__Work to complete__
**A.** In the Patagonian desert flood account, what was the estimated flow speed of the torrent that blocked the exit?
**B.** Please carry on the Patagonian desert flood account, starting after its final sentence.

__Passage provided__
Our first visit was to a stream gauging station located along one of the numerous normally dry creeks that dissects the desert margins of the valley on its course to the permanently-flowing Chubut River. Since starting my PhD studies in Australia just over 26 ago, I have spent many hours wandering up and down similar creeks – technically known as ephemeral rivers – in various parts of the world, yet had never witnessed any actually flowing. And I’ll admit that I was a little disappointed when even the heavy rain seemed to do no more than simply dampen the sandy bed. Just what sort of rainfall does it take to get these creeks to actually carry flow?

A view across a very wet desert

But as we drove around other parts of the desert, it became obvious that on the usually sun-baked surfaces above the rivers, water was starting to pool or be shed downslope, while smaller creeks were starting to carry flow. We walked across rugged hillsides to larger creeks, many of which were also now starting to flow, and flow more forcefully. We were wet through but hey, ‘merece la pena’ … it was worthwhile. Finally, I would have my own photos and videos of a water-activated desert to use in future presentations. But after a few hours, we were all getting a bit cold, and it was time to head back to town for an evening parilla (barbeque).

A desert pavement, shedding water in the rain just like one constructed of concrete

Walking across the hillside to a creek in flood

A desert creek roaring ever more loudly

A flow gauge, now with something to measure

The desert had other ideas. As we returned to cross the previously dry creek with its gauging station, we found that a raging torrent now blocked our exit. With a depth of around 1 m and an estimated flow speed of about 2 m per second, this was far too dangerous to cross by vehicle, and we had no choice but to wait it out and hope that the water level would drop sufficiently in a couple of hours.

Our route out of the desert is blocked

We made good use of the delayed departure, visiting other flooded creeks to capture more footage. But as the day wore on, the rain continued in bursts, and the water level did not seem to be receding very fast, concern set in. Serious thoughts were being given to spending a night in a nearby house that formed part of a kaolin plant set in the desert, but with just what food provisions I didn’t dare ask. I was more concerned about the almost unthinkable possibilities of not being able to exit the desert even the next day and then missing our flight back to Buenos Aires. “Cuando en el desierto patagónico los arroyos braman” (“When the creeks roar in the Patagonian Desert”). So goes the title of an article written by Gabriel and colleagues. The creeks were roaring for sure, and I was doing some inner roaring of my own. Luckily, just when all seemed lost, at dusk the owner of the kaolin plant took us to the creek to assess the situation. It was still flowing, albeit slightly less deeply and swiftly than a hour or two beforehand. But it was enough to convince the plant owner that it was safe to cross, and without much warning he did just that, barreling through the turbid current and soft sandy bed to the drier, firmer gravel on the far side.

With some trepidation, we followed, and also crossed safely. A slow journey at dusk then ensued along the rest of the dirt road, which now supported significant pools of water. But after dark, we finally reached the relative safety of the tarred road that runs along the more central and northern part of the lower Chubut valley, and we all breathed a collective sigh of relief.

__Given information__
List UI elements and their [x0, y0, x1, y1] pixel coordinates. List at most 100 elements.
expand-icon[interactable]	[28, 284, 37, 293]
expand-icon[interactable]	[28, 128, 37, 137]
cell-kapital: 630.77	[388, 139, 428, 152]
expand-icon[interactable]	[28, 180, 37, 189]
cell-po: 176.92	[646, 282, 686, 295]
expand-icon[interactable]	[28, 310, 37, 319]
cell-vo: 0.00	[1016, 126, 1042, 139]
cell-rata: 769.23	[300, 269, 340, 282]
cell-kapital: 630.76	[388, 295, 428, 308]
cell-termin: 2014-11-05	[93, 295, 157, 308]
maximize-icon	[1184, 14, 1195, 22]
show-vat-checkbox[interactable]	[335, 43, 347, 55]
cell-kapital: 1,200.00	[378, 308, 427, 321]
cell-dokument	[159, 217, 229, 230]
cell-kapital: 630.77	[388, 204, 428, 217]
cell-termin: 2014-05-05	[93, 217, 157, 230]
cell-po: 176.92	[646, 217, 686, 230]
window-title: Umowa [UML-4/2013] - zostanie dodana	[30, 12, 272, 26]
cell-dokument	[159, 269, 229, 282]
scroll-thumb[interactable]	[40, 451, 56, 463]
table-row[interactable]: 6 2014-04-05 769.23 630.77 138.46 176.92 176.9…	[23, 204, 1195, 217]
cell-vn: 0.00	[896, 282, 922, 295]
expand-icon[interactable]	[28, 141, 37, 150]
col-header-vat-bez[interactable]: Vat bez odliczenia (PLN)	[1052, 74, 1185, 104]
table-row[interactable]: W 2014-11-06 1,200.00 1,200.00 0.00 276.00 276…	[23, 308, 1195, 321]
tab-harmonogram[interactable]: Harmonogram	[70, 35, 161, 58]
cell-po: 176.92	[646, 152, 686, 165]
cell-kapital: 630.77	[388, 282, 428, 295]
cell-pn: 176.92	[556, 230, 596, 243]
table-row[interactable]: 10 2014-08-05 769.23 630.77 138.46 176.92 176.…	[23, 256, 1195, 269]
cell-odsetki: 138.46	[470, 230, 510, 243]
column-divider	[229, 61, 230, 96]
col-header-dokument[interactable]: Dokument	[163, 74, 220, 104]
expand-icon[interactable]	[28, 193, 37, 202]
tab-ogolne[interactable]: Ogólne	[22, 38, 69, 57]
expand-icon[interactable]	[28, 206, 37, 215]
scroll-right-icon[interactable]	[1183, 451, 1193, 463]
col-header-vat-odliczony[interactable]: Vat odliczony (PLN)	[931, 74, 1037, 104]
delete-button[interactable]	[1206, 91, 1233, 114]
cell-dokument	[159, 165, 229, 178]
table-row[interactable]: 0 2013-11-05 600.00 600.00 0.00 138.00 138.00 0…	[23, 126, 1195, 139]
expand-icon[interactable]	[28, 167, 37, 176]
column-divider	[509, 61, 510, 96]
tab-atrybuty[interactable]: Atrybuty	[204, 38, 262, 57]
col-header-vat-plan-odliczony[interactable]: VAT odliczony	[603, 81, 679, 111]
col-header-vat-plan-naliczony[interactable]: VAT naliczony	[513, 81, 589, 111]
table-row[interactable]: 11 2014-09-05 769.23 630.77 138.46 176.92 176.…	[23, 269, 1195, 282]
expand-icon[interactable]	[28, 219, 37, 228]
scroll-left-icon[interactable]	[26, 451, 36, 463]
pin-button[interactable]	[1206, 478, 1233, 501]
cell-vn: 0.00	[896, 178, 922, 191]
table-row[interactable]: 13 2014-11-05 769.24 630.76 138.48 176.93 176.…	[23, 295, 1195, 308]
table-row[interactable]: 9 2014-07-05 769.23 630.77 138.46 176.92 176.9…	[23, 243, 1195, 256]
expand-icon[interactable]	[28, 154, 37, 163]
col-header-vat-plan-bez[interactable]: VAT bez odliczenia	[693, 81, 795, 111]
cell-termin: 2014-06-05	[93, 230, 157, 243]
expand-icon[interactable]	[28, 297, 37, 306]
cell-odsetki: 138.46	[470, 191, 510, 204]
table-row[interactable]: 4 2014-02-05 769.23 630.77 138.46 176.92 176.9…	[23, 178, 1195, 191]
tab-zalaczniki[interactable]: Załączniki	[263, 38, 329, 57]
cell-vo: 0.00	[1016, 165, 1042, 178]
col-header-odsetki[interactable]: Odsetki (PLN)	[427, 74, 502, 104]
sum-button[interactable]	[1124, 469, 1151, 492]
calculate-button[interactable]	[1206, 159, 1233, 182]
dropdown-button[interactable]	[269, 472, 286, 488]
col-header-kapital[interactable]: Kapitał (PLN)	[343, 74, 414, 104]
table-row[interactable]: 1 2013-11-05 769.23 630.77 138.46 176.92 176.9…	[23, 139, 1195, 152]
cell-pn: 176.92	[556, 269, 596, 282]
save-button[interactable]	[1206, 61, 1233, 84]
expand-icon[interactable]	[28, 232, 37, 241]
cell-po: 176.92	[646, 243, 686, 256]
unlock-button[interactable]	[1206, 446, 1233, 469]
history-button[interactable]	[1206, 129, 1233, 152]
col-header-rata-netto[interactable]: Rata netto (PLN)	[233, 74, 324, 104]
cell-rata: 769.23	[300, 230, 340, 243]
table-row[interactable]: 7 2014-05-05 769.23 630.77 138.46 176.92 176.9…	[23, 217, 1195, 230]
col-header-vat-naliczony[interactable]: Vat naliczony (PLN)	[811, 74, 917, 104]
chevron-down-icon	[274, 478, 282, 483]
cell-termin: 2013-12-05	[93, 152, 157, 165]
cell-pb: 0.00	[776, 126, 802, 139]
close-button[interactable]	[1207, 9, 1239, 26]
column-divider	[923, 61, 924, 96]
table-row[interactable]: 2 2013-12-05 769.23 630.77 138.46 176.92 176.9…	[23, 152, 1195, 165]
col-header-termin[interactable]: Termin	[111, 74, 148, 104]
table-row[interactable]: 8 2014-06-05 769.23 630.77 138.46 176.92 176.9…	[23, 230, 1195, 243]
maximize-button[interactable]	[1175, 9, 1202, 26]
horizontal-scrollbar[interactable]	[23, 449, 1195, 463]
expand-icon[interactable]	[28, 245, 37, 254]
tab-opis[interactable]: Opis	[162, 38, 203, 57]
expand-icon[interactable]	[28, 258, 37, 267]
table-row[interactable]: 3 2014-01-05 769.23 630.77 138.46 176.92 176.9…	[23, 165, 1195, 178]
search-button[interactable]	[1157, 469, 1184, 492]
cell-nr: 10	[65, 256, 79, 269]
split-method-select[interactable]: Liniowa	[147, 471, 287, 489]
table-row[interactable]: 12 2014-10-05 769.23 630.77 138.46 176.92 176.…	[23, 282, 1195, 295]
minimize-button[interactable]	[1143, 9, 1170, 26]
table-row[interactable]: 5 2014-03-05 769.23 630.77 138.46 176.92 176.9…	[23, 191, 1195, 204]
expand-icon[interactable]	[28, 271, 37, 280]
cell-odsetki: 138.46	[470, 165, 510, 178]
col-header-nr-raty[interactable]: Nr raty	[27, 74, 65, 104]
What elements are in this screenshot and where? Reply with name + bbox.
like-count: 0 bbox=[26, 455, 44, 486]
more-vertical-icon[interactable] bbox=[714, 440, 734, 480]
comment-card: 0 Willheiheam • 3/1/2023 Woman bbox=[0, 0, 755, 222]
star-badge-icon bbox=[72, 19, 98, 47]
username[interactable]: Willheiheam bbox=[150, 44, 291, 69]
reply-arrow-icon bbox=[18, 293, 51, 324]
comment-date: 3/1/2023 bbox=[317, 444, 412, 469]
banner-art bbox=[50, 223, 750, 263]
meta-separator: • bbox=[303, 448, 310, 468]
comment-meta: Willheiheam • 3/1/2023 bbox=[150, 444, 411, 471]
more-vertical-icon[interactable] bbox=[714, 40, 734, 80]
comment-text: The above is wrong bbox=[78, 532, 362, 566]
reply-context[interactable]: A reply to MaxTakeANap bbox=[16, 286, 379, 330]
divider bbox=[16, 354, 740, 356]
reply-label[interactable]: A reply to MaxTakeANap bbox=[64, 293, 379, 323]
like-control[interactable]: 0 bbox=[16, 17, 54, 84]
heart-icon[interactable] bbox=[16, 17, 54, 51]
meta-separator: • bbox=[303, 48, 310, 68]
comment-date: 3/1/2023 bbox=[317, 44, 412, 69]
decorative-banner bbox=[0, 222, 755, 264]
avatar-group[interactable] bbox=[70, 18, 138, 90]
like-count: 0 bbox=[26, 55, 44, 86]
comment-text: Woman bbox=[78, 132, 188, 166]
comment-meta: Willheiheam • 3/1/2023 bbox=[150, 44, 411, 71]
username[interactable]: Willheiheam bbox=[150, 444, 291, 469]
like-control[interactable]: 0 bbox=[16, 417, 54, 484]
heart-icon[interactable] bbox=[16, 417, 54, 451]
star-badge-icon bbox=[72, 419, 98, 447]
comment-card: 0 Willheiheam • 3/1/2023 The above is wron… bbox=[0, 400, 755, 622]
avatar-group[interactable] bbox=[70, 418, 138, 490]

__Written answers__
**A.** About 2 m per second.

**B.**
Eventually, we made back to Trelew and the parilla, tired but with a tale that will live long in the memory.

Friday 15th March

The Chubut River in Gaiman with its cargo of desert sediment

After breakfast, we packed and left Gaiman, heading into Trelew for a meeting at the university with Gabriel and others to discuss future project proposals and British Council reporting requirements. The rain was easing but in Gaiman the Chubut River had turned the colour of milky hot chocolate thanks to the sediment-laden runoff from the desert creeks that join the river farther upvalley, while in Trelew, large puddles occupied many of the side roads. Reports were also being received of heavy rain and flooding in Puerto Madryn. While not on the scale of some previous rural and urban flood events that have impacted on this part of eastern Patagonia in recent years, the potential for the severe disruption that can result from rainfall and river flooding was abundantly clear.

A flooded side road in Trelew

A whiteboard full of potential project ideas …

The discussions about future project proposals and reporting requirements were easy. With no shortage of ideas, instead the difficulty was scribbling every idea into the available whiteboard space. We would have plenty to contemplate during our return trip and in the weeks and months to come.

… but which ones to prioritise?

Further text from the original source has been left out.